- **INPUT DATA**
** BEGIN **

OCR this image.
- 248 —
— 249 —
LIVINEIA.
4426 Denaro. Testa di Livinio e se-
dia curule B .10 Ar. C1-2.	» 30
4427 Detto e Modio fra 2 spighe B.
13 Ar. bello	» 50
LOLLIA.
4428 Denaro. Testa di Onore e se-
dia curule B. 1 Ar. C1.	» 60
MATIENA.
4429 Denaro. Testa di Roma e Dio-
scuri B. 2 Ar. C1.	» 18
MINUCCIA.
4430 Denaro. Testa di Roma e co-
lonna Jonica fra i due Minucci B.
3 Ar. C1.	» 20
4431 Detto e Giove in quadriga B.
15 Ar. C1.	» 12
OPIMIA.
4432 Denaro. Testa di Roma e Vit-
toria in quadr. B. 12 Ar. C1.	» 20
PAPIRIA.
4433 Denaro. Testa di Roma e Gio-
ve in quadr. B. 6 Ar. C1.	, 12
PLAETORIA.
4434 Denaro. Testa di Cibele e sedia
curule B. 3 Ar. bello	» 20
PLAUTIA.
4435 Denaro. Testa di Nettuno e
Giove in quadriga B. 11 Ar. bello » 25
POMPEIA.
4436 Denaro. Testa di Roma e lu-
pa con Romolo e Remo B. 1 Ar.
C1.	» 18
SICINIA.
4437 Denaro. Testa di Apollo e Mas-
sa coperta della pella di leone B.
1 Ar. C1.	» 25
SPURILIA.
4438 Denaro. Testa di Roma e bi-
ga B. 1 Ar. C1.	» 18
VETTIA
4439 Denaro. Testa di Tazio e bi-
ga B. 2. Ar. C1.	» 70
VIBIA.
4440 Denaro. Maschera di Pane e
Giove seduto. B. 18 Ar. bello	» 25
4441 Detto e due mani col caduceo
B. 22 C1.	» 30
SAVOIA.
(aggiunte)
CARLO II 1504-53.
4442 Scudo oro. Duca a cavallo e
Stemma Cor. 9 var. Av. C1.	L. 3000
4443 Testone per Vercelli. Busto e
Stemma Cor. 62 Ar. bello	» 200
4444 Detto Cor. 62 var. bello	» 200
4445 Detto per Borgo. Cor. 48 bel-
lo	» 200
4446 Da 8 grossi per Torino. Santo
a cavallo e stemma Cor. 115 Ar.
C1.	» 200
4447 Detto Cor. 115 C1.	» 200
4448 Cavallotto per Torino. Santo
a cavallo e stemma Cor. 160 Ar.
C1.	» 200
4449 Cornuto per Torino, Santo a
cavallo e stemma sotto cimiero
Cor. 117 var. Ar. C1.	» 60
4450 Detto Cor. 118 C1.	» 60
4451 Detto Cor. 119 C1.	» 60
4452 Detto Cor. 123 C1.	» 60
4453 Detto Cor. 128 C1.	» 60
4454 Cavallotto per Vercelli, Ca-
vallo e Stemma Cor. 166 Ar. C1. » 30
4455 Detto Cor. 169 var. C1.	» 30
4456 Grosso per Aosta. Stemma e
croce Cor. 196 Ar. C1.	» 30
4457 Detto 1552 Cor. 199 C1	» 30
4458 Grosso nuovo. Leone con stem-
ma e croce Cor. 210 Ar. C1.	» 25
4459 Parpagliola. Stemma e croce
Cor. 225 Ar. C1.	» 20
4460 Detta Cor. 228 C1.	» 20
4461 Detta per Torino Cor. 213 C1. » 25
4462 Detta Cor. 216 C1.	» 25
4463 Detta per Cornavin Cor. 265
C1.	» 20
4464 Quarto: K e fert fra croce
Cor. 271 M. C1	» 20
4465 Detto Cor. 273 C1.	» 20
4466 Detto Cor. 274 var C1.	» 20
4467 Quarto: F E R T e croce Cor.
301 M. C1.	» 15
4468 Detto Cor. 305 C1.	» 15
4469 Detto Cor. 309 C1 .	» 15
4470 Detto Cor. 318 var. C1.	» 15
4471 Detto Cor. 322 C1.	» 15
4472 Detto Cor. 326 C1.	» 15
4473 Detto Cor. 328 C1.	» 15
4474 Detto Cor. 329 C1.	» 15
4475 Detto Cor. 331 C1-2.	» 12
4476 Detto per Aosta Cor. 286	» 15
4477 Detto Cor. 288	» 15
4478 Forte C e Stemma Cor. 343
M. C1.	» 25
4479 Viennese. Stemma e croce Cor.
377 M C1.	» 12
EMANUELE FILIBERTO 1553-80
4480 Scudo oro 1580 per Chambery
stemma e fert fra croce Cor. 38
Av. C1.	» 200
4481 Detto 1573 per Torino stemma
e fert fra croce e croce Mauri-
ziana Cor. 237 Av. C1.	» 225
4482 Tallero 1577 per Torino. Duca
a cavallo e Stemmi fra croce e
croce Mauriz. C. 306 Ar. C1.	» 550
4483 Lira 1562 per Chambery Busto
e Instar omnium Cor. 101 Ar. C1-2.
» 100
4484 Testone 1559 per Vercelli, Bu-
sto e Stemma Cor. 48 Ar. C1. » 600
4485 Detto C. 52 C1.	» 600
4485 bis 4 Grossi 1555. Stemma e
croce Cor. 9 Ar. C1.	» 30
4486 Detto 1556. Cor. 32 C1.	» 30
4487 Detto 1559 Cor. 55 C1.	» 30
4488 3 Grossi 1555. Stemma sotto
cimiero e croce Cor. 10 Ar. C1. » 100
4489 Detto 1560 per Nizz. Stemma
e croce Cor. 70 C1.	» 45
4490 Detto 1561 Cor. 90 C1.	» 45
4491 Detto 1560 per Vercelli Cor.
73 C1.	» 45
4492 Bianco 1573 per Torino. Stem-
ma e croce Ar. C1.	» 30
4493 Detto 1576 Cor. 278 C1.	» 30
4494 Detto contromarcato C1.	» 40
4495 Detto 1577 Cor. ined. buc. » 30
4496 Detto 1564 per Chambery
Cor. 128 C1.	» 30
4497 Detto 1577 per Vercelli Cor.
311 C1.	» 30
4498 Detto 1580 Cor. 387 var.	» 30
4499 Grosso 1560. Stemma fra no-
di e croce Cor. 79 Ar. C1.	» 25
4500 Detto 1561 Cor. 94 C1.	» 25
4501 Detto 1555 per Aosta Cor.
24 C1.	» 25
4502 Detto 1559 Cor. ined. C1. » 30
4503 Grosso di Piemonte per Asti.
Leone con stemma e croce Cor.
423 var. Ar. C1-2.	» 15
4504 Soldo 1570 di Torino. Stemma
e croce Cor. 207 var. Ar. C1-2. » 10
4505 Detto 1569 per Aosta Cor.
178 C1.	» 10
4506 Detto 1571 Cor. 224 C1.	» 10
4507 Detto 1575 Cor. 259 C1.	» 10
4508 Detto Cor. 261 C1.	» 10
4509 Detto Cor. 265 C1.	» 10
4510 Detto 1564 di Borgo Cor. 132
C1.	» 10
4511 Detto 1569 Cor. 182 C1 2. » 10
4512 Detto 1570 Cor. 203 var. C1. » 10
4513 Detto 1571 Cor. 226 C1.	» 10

** END **

Copy out the full set of records precisely, leaving nothing out.

- **TASK SOLUTION**
OCR this image.
- 248 —
— 249 —
LIVINEIA.
4426 Denaro. Testa di Livinio e se-
dia curule B .10 Ar. C1-2.	» 30
4427 Detto e Modio fra 2 spighe B.
13 Ar. bello	» 50
LOLLIA.
4428 Denaro. Testa di Onore e se-
dia curule B. 1 Ar. C1.	» 60
MATIENA.
4429 Denaro. Testa di Roma e Dio-
scuri B. 2 Ar. C1.	» 18
MINUCCIA.
4430 Denaro. Testa di Roma e co-
lonna Jonica fra i due Minucci B.
3 Ar. C1.	» 20
4431 Detto e Giove in quadriga B.
15 Ar. C1.	» 12
OPIMIA.
4432 Denaro. Testa di Roma e Vit-
toria in quadr. B. 12 Ar. C1.	» 20
PAPIRIA.
4433 Denaro. Testa di Roma e Gio-
ve in quadr. B. 6 Ar. C1.	, 12
PLAETORIA.
4434 Denaro. Testa di Cibele e sedia
curule B. 3 Ar. bello	» 20
PLAUTIA.
4435 Denaro. Testa di Nettuno e
Giove in quadriga B. 11 Ar. bello » 25
POMPEIA.
4436 Denaro. Testa di Roma e lu-
pa con Romolo e Remo B. 1 Ar.
C1.	» 18
SICINIA.
4437 Denaro. Testa di Apollo e Mas-
sa coperta della pella di leone B.
1 Ar. C1.	» 25
SPURILIA.
4438 Denaro. Testa di Roma e bi-
ga B. 1 Ar. C1.	» 18
VETTIA
4439 Denaro. Testa di Tazio e bi-
ga B. 2. Ar. C1.	» 70
VIBIA.
4440 Denaro. Maschera di Pane e
Giove seduto. B. 18 Ar. bello	» 25
4441 Detto e due mani col caduceo
B. 22 C1.	» 30
SAVOIA.
(aggiunte)
CARLO II 1504-53.
4442 Scudo oro. Duca a cavallo e
Stemma Cor. 9 var. Av. C1.	L. 3000
4443 Testone per Vercelli. Busto e
Stemma Cor. 62 Ar. bello	» 200
4444 Detto Cor. 62 var. bello	» 200
4445 Detto per Borgo. Cor. 48 bel-
lo	» 200
4446 Da 8 grossi per Torino. Santo
a cavallo e stemma Cor. 115 Ar.
C1.	» 200
4447 Detto Cor. 115 C1.	» 200
4448 Cavallotto per Torino. Santo
a cavallo e stemma Cor. 160 Ar.
C1.	» 200
4449 Cornuto per Torino, Santo a
cavallo e stemma sotto cimiero
Cor. 117 var. Ar. C1.	» 60
4450 Detto Cor. 118 C1.	» 60
4451 Detto Cor. 119 C1.	» 60
4452 Detto Cor. 123 C1.	» 60
4453 Detto Cor. 128 C1.	» 60
4454 Cavallotto per Vercelli, Ca-
vallo e Stemma Cor. 166 Ar. C1. » 30
4455 Detto Cor. 169 var. C1.	» 30
4456 Grosso per Aosta. Stemma e
croce Cor. 196 Ar. C1.	» 30
4457 Detto 1552 Cor. 199 C1	» 30
4458 Grosso nuovo. Leone con stem-
ma e croce Cor. 210 Ar. C1.	» 25
4459 Parpagliola. Stemma e croce
Cor. 225 Ar. C1.	» 20
4460 Detta Cor. 228 C1.	» 20
4461 Detta per Torino Cor. 213 C1. » 25
4462 Detta Cor. 216 C1.	» 25
4463 Detta per Cornavin Cor. 265
C1.	» 20
4464 Quarto: K e fert fra croce
Cor. 271 M. C1	» 20
4465 Detto Cor. 273 C1.	» 20
4466 Detto Cor. 274 var C1.	» 20
4467 Quarto: F E R T e croce Cor.
301 M. C1.	» 15
4468 Detto Cor. 305 C1.	» 15
4469 Detto Cor. 309 C1 .	» 15
4470 Detto Cor. 318 var. C1.	» 15
4471 Detto Cor. 322 C1.	» 15
4472 Detto Cor. 326 C1.	» 15
4473 Detto Cor. 328 C1.	» 15
4474 Detto Cor. 329 C1.	» 15
4475 Detto Cor. 331 C1-2.	» 12
4476 Detto per Aosta Cor. 286	» 15
4477 Detto Cor. 288	» 15
4478 Forte C e Stemma Cor. 343
M. C1.	» 25
4479 Viennese. Stemma e croce Cor.
377 M C1.	» 12
EMANUELE FILIBERTO 1553-80
4480 Scudo oro 1580 per Chambery
stemma e fert fra croce Cor. 38
Av. C1.	» 200
4481 Detto 1573 per Torino stemma
e fert fra croce e croce Mauri-
ziana Cor. 237 Av. C1.	» 225
4482 Tallero 1577 per Torino. Duca
a cavallo e Stemmi fra croce e
croce Mauriz. C. 306 Ar. C1.	» 550
4483 Lira 1562 per Chambery Busto
e Instar omnium Cor. 101 Ar. C1-2.
» 100
4484 Testone 1559 per Vercelli, Bu-
sto e Stemma Cor. 48 Ar. C1. » 600
4485 Detto C. 52 C1.	» 600
4485 bis 4 Grossi 1555. Stemma e
croce Cor. 9 Ar. C1.	» 30
4486 Detto 1556. Cor. 32 C1.	» 30
4487 Detto 1559 Cor. 55 C1.	» 30
4488 3 Grossi 1555. Stemma sotto
cimiero e croce Cor. 10 Ar. C1. » 100
4489 Detto 1560 per Nizz. Stemma
e croce Cor. 70 C1.	» 45
4490 Detto 1561 Cor. 90 C1.	» 45
4491 Detto 1560 per Vercelli Cor.
73 C1.	» 45
4492 Bianco 1573 per Torino. Stem-
ma e croce Ar. C1.	» 30
4493 Detto 1576 Cor. 278 C1.	» 30
4494 Detto contromarcato C1.	» 40
4495 Detto 1577 Cor. ined. buc. » 30
4496 Detto 1564 per Chambery
Cor. 128 C1.	» 30
4497 Detto 1577 per Vercelli Cor.
311 C1.	» 30
4498 Detto 1580 Cor. 387 var.	» 30
4499 Grosso 1560. Stemma fra no-
di e croce Cor. 79 Ar. C1.	» 25
4500 Detto 1561 Cor. 94 C1.	» 25
4501 Detto 1555 per Aosta Cor.
24 C1.	» 25
4502 Detto 1559 Cor. ined. C1. » 30
4503 Grosso di Piemonte per Asti.
Leone con stemma e croce Cor.
423 var. Ar. C1-2.	» 15
4504 Soldo 1570 di Torino. Stemma
e croce Cor. 207 var. Ar. C1-2. » 10
4505 Detto 1569 per Aosta Cor.
178 C1.	» 10
4506 Detto 1571 Cor. 224 C1.	» 10
4507 Detto 1575 Cor. 259 C1.	» 10
4508 Detto Cor. 261 C1.	» 10
4509 Detto Cor. 265 C1.	» 10
4510 Detto 1564 di Borgo Cor. 132
C1.	» 10
4511 Detto 1569 Cor. 182 C1 2. » 10
4512 Detto 1570 Cor. 203 var. C1. » 10
4513 Detto 1571 Cor. 226 C1.	» 10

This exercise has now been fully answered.